EXERCISE TEXT
____

In this study, the virtual interaction of the SARS-CoV-2 main protease (Mpro) and 6 selected components of grapefruit seed extract (naringin, narirutin, naringenin, limonin, ascorbic acid and citric acid) was examined. As positive controls of binding affinity, we used acetoside, remdesivir and gallic acid, because of their high binding affinity against Mpro in other molecular docking studies (20, 21, 23). Also, acetoside covalently inhibited Mpro in study of Teli et al. (2021), while remdesivir is used in many clinical trials for treating COVID-19 patients (25, 26).

The three-dimensional crystal structure of SARS-CoV-2 main protease Mpro (PDB ID: 6Y84) was retrieved from Protein Data Bank in PDB format (27). The three dimensional structures of selected components of grapefruit seed extract (ligands) were retrieved from the PubChem (28) chemical database as SDF format and then converted to PDB three-dimensional format using online software Online SMILES Translator and Structure File Generator (29). PubChem CID of naringin (442428), naringenin (932), narirutin (442431), limonin (179651), ascorbic acid (54670067), citric acid (311), acetoside (24978601), remdesivir (121304016) and gallic acid (370), were used.

____

RECORDS
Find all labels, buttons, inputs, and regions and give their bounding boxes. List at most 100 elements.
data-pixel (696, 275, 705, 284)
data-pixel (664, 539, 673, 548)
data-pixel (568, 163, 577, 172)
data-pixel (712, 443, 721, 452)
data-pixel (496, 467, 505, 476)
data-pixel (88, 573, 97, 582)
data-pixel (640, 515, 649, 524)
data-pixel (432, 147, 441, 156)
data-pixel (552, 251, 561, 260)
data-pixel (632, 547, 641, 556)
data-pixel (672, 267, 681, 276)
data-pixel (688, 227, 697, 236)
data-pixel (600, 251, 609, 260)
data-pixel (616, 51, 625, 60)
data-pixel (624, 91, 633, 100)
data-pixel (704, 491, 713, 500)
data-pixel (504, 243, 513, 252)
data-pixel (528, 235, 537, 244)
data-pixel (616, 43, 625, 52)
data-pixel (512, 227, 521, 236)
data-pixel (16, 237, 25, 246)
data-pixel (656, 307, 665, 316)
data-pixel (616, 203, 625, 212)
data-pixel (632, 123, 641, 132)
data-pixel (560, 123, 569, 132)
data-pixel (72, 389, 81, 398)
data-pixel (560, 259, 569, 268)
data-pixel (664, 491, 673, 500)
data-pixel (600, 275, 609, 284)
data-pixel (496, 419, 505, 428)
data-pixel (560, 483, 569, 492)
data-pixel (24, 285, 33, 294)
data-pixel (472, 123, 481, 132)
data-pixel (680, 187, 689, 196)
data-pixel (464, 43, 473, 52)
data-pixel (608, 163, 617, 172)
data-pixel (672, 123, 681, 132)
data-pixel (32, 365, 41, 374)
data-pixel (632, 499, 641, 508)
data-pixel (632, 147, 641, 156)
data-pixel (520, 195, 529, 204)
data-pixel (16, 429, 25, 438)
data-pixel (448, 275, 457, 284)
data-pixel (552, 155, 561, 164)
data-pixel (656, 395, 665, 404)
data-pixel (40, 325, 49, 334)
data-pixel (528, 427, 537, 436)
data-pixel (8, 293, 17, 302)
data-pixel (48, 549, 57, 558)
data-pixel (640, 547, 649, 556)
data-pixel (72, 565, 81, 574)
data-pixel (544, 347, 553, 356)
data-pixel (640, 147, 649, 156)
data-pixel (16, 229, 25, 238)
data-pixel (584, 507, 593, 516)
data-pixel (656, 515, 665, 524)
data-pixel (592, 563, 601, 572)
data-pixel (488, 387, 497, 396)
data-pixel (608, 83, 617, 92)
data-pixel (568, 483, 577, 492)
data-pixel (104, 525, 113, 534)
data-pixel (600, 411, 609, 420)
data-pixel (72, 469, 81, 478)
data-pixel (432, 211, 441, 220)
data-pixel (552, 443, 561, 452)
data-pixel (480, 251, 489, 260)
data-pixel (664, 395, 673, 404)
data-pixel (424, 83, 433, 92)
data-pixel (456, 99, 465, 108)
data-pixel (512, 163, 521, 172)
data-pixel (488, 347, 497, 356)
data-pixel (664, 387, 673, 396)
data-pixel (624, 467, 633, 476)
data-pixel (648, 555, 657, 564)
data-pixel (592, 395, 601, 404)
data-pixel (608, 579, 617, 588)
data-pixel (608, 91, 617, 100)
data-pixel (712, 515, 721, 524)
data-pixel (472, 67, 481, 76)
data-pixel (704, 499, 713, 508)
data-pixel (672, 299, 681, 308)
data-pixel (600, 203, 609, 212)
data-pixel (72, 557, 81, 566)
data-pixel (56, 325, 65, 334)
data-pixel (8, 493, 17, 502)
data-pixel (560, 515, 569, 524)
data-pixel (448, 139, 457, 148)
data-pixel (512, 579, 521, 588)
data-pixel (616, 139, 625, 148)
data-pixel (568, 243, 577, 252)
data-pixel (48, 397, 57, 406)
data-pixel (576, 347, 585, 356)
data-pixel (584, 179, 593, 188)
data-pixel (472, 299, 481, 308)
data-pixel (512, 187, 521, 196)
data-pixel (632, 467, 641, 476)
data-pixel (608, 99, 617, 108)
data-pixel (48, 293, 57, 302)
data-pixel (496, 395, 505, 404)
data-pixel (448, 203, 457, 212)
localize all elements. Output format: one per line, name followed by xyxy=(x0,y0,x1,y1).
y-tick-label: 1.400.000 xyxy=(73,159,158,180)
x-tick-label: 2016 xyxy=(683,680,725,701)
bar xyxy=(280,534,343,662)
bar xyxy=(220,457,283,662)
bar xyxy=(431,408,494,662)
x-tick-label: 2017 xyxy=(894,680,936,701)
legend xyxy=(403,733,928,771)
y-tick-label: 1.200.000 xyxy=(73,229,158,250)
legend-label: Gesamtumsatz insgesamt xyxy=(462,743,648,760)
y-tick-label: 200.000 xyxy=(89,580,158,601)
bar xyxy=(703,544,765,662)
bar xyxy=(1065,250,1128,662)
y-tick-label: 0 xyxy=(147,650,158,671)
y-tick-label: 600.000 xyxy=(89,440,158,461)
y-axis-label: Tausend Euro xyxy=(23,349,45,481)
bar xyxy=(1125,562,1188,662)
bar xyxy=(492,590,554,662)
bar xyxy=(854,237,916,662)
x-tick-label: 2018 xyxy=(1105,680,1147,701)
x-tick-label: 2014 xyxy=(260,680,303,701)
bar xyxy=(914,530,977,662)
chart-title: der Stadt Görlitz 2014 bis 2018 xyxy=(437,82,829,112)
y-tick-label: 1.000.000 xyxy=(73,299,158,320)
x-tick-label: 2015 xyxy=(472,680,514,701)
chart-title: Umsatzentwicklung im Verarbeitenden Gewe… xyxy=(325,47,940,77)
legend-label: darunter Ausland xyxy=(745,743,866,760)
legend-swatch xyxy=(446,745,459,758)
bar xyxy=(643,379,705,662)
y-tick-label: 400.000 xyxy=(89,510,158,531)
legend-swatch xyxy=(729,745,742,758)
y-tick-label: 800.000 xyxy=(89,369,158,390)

____

TASKS TO PERFORM
1) Translate this sentence from the text on grapefruit seed extract above into Spanish: "As positive controls of binding affinity, we used acetoside, remdesivir and gallic acid, because of their high binding affinity against Mpro in other molecular docking studies (20, 21, 23)."
2) Summarize the text on grapefruit seed extract in two sentences.
3) In one to three sentences, explain why the text on grapefruit seed extract uses acetoside, remdesivir and gallic acid as positive controls.

LIST OF SOLUTIONS
1) Como controles positivos de afinidad de unión, utilizamos acetósido, remdesivir y ácido gálico, debido a su alta afinidad de unión frente a Mpro en otros estudios de acoplamiento molecular (20, 21, 23).

2) The study examined the virtual interaction between the SARS-CoV-2 main protease (Mpro) and six components of grapefruit seed extract, using acetoside, remdesivir and gallic acid as positive controls of binding affinity. The Mpro crystal structure was retrieved from the Protein Data Bank, and the ligand structures were taken from PubChem as SDF files and converted to three-dimensional PDB format with online software.

3) They were chosen because other molecular docking studies found that they have a high binding affinity against Mpro. In addition, acetoside covalently inhibited Mpro in a study by Teli et al. (2021), and remdesivir is used in many clinical trials for treating COVID-19 patients.